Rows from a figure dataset
** START **
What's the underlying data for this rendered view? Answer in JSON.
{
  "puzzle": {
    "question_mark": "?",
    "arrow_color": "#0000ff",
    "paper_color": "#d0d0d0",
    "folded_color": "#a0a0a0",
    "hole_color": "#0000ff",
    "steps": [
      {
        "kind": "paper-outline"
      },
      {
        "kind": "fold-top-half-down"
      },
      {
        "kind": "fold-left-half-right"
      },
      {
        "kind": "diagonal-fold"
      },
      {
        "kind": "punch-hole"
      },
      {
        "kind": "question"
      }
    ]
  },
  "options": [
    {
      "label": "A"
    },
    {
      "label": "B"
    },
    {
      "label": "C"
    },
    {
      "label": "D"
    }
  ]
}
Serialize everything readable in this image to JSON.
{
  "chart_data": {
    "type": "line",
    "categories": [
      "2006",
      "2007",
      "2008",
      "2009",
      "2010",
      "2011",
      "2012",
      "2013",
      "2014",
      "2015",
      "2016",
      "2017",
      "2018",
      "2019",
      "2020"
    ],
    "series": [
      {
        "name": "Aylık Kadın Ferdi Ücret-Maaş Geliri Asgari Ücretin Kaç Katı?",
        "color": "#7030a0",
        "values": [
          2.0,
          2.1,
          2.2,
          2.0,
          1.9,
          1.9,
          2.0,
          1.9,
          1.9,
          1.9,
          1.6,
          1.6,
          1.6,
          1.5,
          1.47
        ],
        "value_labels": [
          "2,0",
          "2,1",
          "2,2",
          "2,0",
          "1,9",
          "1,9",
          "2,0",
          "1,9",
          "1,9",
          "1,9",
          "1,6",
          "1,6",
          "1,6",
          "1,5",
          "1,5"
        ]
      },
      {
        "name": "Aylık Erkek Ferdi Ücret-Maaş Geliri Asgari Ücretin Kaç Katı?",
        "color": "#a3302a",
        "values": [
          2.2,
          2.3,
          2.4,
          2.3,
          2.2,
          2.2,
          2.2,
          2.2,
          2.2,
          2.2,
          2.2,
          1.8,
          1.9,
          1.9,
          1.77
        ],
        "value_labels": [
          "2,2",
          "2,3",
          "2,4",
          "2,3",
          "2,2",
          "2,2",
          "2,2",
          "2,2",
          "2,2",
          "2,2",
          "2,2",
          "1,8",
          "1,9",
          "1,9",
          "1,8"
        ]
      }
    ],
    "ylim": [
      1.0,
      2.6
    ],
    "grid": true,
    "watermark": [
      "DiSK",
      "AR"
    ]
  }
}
** END **
Exercise task =>
All of the entries should be written out again exactly.

Solution to the problem =>
What's the underlying data for this rendered view? Answer in JSON.
{
  "puzzle": {
    "question_mark": "?",
    "arrow_color": "#0000ff",
    "paper_color": "#d0d0d0",
    "folded_color": "#a0a0a0",
    "hole_color": "#0000ff",
    "steps": [
      {
        "kind": "paper-outline"
      },
      {
        "kind": "fold-top-half-down"
      },
      {
        "kind": "fold-left-half-right"
      },
      {
        "kind": "diagonal-fold"
      },
      {
        "kind": "punch-hole"
      },
      {
        "kind": "question"
      }
    ]
  },
  "options": [
    {
      "label": "A"
    },
    {
      "label": "B"
    },
    {
      "label": "C"
    },
    {
      "label": "D"
    }
  ]
}
Serialize everything readable in this image to JSON.
{
  "chart_data": {
    "type": "line",
    "categories": [
      "2006",
      "2007",
      "2008",
      "2009",
      "2010",
      "2011",
      "2012",
      "2013",
      "2014",
      "2015",
      "2016",
      "2017",
      "2018",
      "2019",
      "2020"
    ],
    "series": [
      {
        "name": "Aylık Kadın Ferdi Ücret-Maaş Geliri Asgari Ücretin Kaç Katı?",
        "color": "#7030a0",
        "values": [
          2.0,
          2.1,
          2.2,
          2.0,
          1.9,
          1.9,
          2.0,
          1.9,
          1.9,
          1.9,
          1.6,
          1.6,
          1.6,
          1.5,
          1.47
        ],
        "value_labels": [
          "2,0",
          "2,1",
          "2,2",
          "2,0",
          "1,9",
          "1,9",
          "2,0",
          "1,9",
          "1,9",
          "1,9",
          "1,6",
          "1,6",
          "1,6",
          "1,5",
          "1,5"
        ]
      },
      {
        "name": "Aylık Erkek Ferdi Ücret-Maaş Geliri Asgari Ücretin Kaç Katı?",
        "color": "#a3302a",
        "values": [
          2.2,
          2.3,
          2.4,
          2.3,
          2.2,
          2.2,
          2.2,
          2.2,
          2.2,
          2.2,
          2.2,
          1.8,
          1.9,
          1.9,
          1.77
        ],
        "value_labels": [
          "2,2",
          "2,3",
          "2,4",
          "2,3",
          "2,2",
          "2,2",
          "2,2",
          "2,2",
          "2,2",
          "2,2",
          "2,2",
          "1,8",
          "1,9",
          "1,9",
          "1,8"
        ]
      }
    ],
    "ylim": [
      1.0,
      2.6
    ],
    "grid": true,
    "watermark": [
      "DiSK",
      "AR"
    ]
  }
}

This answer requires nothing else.